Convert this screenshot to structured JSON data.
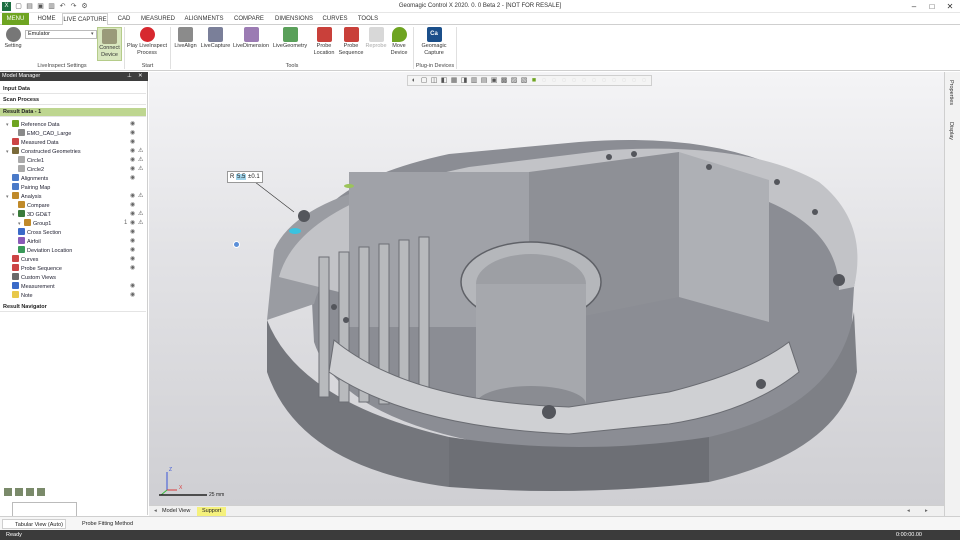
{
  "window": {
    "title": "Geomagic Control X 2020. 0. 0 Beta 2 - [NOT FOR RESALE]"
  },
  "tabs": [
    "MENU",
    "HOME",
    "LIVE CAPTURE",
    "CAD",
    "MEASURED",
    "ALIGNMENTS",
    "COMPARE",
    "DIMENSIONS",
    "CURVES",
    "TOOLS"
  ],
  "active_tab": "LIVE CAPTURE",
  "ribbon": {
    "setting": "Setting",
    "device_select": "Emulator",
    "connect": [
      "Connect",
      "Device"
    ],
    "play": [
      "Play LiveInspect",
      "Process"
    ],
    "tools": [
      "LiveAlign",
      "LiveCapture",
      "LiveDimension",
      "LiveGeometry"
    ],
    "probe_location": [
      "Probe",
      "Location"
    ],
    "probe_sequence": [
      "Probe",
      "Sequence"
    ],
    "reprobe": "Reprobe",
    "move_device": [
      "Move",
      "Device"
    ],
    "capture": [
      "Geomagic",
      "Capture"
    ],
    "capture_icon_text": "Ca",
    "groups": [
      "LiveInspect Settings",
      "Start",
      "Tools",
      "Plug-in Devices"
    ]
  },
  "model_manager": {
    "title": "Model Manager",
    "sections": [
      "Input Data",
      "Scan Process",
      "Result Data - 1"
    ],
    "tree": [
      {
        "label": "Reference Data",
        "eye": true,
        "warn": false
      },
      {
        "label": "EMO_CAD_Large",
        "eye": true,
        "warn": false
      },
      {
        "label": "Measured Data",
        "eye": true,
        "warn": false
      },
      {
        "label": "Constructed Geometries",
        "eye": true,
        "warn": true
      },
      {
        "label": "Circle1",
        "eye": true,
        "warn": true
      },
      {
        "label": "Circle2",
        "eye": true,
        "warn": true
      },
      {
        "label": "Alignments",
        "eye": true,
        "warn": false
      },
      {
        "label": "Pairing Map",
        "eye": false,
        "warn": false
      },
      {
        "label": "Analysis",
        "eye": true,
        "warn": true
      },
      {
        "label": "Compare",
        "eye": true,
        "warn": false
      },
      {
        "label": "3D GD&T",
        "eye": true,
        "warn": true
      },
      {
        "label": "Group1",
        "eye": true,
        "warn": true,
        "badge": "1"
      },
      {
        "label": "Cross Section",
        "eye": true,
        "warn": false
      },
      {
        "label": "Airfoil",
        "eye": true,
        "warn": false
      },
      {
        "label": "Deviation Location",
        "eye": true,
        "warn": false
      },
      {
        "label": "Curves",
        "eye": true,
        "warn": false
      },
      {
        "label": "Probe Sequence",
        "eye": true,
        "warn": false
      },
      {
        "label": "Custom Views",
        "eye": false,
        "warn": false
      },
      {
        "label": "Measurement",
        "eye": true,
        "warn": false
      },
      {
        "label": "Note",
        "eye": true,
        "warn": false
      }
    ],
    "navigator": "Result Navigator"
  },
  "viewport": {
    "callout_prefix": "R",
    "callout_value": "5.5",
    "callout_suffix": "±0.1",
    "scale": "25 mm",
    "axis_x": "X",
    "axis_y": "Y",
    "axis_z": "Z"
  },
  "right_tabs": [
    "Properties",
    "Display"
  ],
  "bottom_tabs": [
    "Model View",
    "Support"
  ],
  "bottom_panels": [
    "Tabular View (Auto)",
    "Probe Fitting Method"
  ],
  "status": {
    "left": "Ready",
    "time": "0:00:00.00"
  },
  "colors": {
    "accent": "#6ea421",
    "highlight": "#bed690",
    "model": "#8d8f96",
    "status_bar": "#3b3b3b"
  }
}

# # # #

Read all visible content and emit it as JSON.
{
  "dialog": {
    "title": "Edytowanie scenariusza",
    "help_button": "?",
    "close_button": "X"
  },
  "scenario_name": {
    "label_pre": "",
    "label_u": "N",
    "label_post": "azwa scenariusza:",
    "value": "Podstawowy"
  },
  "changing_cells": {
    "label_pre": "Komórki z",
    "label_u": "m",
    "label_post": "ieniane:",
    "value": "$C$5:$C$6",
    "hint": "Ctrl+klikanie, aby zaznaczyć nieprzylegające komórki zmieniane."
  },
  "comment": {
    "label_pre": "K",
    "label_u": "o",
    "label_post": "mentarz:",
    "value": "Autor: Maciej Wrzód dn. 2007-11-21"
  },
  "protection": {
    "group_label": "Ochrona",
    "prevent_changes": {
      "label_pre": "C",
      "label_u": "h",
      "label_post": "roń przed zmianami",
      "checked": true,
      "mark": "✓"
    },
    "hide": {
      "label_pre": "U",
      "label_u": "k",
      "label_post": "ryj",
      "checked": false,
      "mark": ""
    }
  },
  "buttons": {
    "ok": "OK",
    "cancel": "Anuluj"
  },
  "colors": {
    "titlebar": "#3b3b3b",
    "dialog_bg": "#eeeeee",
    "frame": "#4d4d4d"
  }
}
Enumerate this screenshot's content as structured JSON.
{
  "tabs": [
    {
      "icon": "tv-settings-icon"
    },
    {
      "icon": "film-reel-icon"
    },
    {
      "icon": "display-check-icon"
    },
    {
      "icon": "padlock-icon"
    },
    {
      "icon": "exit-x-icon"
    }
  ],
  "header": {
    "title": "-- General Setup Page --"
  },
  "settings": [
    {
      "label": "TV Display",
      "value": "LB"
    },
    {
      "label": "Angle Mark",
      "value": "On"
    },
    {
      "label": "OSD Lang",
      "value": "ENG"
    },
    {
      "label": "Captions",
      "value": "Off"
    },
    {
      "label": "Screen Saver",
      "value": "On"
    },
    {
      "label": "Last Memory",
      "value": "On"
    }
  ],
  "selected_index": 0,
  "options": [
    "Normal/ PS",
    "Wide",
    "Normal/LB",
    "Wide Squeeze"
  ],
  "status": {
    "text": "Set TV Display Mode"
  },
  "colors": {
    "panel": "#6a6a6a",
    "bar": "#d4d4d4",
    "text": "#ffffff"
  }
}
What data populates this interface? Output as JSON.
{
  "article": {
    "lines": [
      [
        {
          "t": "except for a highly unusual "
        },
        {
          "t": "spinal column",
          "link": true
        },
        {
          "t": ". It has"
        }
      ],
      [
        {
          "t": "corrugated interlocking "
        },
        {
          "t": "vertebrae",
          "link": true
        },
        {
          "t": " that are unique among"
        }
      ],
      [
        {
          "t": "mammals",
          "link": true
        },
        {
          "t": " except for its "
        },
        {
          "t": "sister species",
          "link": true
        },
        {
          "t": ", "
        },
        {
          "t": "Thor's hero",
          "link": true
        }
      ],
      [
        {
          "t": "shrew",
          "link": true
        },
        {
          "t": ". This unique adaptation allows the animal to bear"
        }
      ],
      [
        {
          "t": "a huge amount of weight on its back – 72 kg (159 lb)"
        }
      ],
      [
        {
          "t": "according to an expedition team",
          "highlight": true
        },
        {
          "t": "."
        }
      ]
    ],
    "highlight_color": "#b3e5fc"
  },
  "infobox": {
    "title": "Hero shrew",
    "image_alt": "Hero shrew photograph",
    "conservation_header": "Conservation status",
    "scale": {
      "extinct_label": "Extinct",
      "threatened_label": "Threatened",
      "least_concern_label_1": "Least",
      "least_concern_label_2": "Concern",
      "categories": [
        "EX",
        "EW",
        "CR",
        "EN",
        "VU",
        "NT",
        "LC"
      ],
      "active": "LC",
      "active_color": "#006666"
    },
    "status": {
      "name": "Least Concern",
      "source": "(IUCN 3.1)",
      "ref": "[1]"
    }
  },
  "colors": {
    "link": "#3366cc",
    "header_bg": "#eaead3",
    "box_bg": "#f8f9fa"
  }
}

# # # #

• **Task instructions**
Check every line of the records above for the string "unique" and say how many contain it, giving the number alone.

• **Result of this task**
2